> **WHAT THE TASK REQUIRES**
Reproduce the listing that follows with no differences at all.

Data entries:
# # # # #

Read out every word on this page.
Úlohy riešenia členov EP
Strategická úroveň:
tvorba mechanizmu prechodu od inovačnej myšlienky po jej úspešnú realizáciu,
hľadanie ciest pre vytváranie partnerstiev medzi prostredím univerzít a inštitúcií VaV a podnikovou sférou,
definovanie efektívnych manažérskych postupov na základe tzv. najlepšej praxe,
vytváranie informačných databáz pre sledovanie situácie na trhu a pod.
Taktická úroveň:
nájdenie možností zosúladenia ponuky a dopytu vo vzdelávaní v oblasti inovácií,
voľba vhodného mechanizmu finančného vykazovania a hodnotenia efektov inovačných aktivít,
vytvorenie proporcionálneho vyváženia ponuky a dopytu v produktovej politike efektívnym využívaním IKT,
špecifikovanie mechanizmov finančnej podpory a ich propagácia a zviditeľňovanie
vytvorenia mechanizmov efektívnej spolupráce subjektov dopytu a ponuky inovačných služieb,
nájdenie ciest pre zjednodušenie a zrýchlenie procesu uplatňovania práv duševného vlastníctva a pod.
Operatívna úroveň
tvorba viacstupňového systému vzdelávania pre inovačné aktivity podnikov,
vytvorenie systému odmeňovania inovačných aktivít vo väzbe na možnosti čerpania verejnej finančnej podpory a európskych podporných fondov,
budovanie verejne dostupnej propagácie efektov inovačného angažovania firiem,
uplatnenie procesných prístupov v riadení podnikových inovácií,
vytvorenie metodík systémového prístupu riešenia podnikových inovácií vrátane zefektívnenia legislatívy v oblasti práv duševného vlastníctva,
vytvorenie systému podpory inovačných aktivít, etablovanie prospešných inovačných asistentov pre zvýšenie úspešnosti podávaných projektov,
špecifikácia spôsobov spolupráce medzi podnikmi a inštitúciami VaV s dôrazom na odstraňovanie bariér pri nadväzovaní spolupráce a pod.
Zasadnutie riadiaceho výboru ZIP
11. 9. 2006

# # # # #

> **RESPONSE**
Read out every word on this page.
Úlohy riešenia členov EP
Strategická úroveň:
tvorba mechanizmu prechodu od inovačnej myšlienky po jej úspešnú realizáciu,
hľadanie ciest pre vytváranie partnerstiev medzi prostredím univerzít a inštitúcií VaV a podnikovou sférou,
definovanie efektívnych manažérskych postupov na základe tzv. najlepšej praxe,
vytváranie informačných databáz pre sledovanie situácie na trhu a pod.
Taktická úroveň:
nájdenie možností zosúladenia ponuky a dopytu vo vzdelávaní v oblasti inovácií,
voľba vhodného mechanizmu finančného vykazovania a hodnotenia efektov inovačných aktivít,
vytvorenie proporcionálneho vyváženia ponuky a dopytu v produktovej politike efektívnym využívaním IKT,
špecifikovanie mechanizmov finančnej podpory a ich propagácia a zviditeľňovanie
vytvorenia mechanizmov efektívnej spolupráce subjektov dopytu a ponuky inovačných služieb,
nájdenie ciest pre zjednodušenie a zrýchlenie procesu uplatňovania práv duševného vlastníctva a pod.
Operatívna úroveň
tvorba viacstupňového systému vzdelávania pre inovačné aktivity podnikov,
vytvorenie systému odmeňovania inovačných aktivít vo väzbe na možnosti čerpania verejnej finančnej podpory a európskych podporných fondov,
budovanie verejne dostupnej propagácie efektov inovačného angažovania firiem,
uplatnenie procesných prístupov v riadení podnikových inovácií,
vytvorenie metodík systémového prístupu riešenia podnikových inovácií vrátane zefektívnenia legislatívy v oblasti práv duševného vlastníctva,
vytvorenie systému podpory inovačných aktivít, etablovanie prospešných inovačných asistentov pre zvýšenie úspešnosti podávaných projektov,
špecifikácia spôsobov spolupráce medzi podnikmi a inštitúciami VaV s dôrazom na odstraňovanie bariér pri nadväzovaní spolupráce a pod.
Zasadnutie riadiaceho výboru ZIP
11. 9. 2006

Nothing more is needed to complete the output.